===== Data records =====

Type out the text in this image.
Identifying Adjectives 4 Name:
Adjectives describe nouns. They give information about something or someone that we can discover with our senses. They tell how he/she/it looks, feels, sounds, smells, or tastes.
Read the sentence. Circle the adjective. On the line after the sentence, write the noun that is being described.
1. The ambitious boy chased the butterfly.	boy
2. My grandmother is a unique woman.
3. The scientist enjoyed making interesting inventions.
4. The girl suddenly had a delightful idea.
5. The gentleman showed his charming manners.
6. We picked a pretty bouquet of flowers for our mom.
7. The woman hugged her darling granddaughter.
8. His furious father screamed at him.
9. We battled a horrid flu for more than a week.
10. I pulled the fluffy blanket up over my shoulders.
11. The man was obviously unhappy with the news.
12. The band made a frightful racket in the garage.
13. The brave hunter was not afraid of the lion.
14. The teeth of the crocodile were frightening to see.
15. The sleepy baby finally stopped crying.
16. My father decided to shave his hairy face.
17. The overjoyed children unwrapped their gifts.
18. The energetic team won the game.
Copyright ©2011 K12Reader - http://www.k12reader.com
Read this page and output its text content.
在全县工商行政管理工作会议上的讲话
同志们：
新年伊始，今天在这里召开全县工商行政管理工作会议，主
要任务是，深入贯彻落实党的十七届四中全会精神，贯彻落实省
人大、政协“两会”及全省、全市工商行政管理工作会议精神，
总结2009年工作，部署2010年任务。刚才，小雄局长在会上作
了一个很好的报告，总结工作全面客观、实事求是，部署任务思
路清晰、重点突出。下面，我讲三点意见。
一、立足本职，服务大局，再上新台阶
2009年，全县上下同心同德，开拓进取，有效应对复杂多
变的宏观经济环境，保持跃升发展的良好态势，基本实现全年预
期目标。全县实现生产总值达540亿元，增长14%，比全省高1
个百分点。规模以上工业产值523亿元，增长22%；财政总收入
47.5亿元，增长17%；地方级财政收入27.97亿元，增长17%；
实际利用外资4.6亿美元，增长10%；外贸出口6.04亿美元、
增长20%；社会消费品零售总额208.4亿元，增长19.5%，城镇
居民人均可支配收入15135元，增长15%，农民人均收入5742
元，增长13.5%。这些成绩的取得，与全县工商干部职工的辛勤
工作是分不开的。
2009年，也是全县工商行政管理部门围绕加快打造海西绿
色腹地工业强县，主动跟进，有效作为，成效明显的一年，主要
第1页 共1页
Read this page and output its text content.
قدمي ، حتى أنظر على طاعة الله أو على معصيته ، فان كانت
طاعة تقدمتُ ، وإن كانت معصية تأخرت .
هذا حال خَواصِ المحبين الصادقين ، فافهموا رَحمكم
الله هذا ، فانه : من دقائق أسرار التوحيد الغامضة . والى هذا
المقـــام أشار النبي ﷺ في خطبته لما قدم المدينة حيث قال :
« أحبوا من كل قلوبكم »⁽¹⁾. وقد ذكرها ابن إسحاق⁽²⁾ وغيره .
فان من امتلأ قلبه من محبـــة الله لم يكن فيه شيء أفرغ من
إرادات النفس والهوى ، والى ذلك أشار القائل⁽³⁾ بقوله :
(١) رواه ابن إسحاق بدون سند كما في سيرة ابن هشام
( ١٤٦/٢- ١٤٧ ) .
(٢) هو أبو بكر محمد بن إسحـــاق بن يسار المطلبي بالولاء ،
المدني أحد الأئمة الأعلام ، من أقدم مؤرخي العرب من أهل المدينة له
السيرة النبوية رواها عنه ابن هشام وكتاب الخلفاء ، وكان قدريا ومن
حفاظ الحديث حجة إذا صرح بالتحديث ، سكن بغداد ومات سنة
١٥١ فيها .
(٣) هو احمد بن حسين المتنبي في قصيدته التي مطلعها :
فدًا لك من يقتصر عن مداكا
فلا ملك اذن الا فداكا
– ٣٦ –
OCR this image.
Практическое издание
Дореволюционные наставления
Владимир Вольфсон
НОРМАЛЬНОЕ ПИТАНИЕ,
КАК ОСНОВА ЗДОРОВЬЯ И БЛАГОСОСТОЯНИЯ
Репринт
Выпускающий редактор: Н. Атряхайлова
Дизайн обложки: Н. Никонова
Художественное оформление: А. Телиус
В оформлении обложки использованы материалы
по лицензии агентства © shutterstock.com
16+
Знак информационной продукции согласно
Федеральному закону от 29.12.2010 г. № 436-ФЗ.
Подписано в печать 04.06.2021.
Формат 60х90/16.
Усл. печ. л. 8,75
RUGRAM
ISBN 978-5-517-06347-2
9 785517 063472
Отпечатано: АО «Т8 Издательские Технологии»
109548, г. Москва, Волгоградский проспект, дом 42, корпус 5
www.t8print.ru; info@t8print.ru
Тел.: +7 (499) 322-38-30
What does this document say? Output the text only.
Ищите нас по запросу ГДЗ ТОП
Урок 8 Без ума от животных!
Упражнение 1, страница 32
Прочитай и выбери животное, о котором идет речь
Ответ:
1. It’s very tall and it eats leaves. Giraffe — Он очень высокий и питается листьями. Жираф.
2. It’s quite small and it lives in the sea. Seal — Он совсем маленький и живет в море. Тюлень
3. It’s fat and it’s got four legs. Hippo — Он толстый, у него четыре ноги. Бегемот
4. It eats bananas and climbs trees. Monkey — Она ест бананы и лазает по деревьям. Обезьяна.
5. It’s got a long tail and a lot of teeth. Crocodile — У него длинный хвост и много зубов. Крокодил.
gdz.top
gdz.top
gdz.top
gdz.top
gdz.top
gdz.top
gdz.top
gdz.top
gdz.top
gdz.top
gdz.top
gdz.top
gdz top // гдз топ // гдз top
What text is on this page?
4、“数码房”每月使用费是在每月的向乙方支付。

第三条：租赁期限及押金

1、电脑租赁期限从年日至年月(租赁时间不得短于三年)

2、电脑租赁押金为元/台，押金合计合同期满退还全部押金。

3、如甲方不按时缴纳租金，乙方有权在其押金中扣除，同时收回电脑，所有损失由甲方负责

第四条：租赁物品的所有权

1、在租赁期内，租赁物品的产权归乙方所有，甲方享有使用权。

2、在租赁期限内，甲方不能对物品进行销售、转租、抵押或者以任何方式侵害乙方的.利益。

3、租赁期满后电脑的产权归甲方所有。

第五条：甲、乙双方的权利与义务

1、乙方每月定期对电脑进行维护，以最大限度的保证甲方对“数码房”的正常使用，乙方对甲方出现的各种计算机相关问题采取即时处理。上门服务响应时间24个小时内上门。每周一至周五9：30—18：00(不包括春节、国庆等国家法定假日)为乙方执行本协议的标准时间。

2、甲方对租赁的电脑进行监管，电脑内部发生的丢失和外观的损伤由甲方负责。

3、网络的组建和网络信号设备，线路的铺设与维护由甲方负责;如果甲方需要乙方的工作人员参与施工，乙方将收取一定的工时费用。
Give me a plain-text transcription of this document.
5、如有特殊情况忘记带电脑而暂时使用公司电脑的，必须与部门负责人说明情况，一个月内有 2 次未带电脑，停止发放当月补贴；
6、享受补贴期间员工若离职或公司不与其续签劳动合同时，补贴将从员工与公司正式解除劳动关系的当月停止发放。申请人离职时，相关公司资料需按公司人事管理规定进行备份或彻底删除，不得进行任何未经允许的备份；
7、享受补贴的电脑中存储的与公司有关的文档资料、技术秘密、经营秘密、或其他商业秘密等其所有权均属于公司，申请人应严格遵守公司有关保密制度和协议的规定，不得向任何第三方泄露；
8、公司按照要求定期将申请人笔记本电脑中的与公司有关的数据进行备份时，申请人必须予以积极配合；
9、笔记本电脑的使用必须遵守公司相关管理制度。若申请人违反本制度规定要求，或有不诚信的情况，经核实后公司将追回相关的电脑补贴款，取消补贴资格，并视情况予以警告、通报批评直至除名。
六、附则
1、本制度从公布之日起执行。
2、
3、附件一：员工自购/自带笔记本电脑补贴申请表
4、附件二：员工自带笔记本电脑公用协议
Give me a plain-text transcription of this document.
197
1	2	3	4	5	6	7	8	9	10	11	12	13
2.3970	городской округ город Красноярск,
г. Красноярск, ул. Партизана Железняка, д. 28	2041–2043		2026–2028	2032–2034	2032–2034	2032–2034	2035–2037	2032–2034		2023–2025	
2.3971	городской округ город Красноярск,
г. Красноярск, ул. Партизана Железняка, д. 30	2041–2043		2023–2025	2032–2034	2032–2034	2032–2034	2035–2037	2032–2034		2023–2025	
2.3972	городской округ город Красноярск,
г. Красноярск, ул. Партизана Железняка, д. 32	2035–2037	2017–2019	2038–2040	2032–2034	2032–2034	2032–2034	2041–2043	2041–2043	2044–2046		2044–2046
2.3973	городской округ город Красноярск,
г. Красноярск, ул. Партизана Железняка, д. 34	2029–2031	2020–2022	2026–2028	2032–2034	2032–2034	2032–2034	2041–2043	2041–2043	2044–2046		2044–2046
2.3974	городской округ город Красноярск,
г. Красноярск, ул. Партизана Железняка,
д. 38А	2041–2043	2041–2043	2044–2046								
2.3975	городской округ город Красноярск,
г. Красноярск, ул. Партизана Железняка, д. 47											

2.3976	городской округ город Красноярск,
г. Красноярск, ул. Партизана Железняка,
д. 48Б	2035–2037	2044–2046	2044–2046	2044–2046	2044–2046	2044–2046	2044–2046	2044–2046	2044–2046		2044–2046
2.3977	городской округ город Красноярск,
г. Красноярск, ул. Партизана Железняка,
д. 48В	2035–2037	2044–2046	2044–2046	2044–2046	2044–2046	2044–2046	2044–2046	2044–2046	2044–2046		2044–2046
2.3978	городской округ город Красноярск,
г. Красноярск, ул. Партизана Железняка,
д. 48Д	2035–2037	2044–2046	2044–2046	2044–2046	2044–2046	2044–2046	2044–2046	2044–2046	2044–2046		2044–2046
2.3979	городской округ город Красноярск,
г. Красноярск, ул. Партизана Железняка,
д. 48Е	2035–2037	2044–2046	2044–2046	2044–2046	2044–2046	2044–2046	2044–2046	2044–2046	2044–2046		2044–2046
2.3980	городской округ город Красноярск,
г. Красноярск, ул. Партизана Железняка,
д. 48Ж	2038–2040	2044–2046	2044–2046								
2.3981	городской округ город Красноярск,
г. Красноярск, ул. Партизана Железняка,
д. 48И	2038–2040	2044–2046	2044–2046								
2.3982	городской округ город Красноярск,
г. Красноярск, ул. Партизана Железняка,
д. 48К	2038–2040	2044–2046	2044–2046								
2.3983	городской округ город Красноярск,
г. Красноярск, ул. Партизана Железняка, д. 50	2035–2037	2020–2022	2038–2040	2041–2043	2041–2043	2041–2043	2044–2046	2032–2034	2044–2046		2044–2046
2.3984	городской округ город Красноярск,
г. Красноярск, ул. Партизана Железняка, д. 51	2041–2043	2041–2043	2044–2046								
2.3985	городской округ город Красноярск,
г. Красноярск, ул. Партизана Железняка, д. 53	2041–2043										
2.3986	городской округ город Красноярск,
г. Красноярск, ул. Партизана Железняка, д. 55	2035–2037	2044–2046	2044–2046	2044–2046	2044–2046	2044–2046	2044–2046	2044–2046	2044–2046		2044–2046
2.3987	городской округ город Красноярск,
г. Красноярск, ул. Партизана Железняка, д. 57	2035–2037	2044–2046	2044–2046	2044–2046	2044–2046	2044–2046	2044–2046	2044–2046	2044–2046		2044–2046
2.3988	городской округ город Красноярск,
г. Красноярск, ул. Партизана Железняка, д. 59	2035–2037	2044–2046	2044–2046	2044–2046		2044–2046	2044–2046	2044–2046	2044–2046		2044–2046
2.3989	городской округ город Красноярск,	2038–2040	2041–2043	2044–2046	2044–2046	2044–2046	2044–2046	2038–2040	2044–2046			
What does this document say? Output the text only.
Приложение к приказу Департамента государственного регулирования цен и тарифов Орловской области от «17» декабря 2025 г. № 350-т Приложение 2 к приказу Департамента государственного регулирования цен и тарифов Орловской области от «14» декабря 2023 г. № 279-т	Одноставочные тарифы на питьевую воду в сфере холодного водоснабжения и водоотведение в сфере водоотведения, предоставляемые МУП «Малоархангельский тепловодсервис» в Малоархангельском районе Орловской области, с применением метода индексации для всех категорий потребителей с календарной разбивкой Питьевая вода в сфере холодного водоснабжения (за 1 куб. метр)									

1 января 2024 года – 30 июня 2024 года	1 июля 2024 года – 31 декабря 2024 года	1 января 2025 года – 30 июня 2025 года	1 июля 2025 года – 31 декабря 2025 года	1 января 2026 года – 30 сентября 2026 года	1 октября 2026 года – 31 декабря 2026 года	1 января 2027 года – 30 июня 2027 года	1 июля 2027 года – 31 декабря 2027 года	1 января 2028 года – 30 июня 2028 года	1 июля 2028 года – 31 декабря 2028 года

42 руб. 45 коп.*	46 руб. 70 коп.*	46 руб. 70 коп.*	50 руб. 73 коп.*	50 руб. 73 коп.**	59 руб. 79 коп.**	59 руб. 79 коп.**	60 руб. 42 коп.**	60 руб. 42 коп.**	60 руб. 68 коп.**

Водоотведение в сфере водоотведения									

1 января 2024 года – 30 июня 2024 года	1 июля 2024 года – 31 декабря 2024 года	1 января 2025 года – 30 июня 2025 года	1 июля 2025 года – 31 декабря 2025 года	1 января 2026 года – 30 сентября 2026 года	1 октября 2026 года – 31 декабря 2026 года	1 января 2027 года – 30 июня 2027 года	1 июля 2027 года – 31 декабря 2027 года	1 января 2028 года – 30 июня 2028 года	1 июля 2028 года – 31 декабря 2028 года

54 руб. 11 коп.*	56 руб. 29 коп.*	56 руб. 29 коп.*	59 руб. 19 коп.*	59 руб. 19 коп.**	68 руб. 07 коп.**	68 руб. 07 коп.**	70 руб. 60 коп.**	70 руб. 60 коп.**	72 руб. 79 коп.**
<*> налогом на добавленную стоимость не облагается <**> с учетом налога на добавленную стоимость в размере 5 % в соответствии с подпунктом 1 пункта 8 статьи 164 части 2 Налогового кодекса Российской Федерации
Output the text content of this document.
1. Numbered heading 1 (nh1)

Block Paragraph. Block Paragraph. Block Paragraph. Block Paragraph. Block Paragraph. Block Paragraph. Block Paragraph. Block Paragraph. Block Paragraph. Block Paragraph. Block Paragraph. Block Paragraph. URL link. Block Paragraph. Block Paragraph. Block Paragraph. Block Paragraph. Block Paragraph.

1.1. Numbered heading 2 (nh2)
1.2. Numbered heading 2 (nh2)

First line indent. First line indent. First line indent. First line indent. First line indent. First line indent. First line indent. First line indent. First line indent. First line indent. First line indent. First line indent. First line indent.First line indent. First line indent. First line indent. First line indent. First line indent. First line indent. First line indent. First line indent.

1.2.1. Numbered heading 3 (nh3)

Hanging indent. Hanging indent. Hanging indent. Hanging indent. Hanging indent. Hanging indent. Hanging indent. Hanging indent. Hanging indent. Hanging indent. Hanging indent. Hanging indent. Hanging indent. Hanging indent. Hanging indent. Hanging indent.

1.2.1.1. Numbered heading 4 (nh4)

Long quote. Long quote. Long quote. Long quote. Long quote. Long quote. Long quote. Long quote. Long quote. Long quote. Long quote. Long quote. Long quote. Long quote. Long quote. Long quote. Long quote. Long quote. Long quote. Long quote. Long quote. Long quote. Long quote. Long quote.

=====

Short exercise
Copy out every line of the material above that mentions the word "المدينة".

Task output
المقـــام أشار النبي ﷺ في خطبته لما قدم المدينة حيث قال :
المدني أحد الأئمة الأعلام ، من أقدم مؤرخي العرب من أهل المدينة له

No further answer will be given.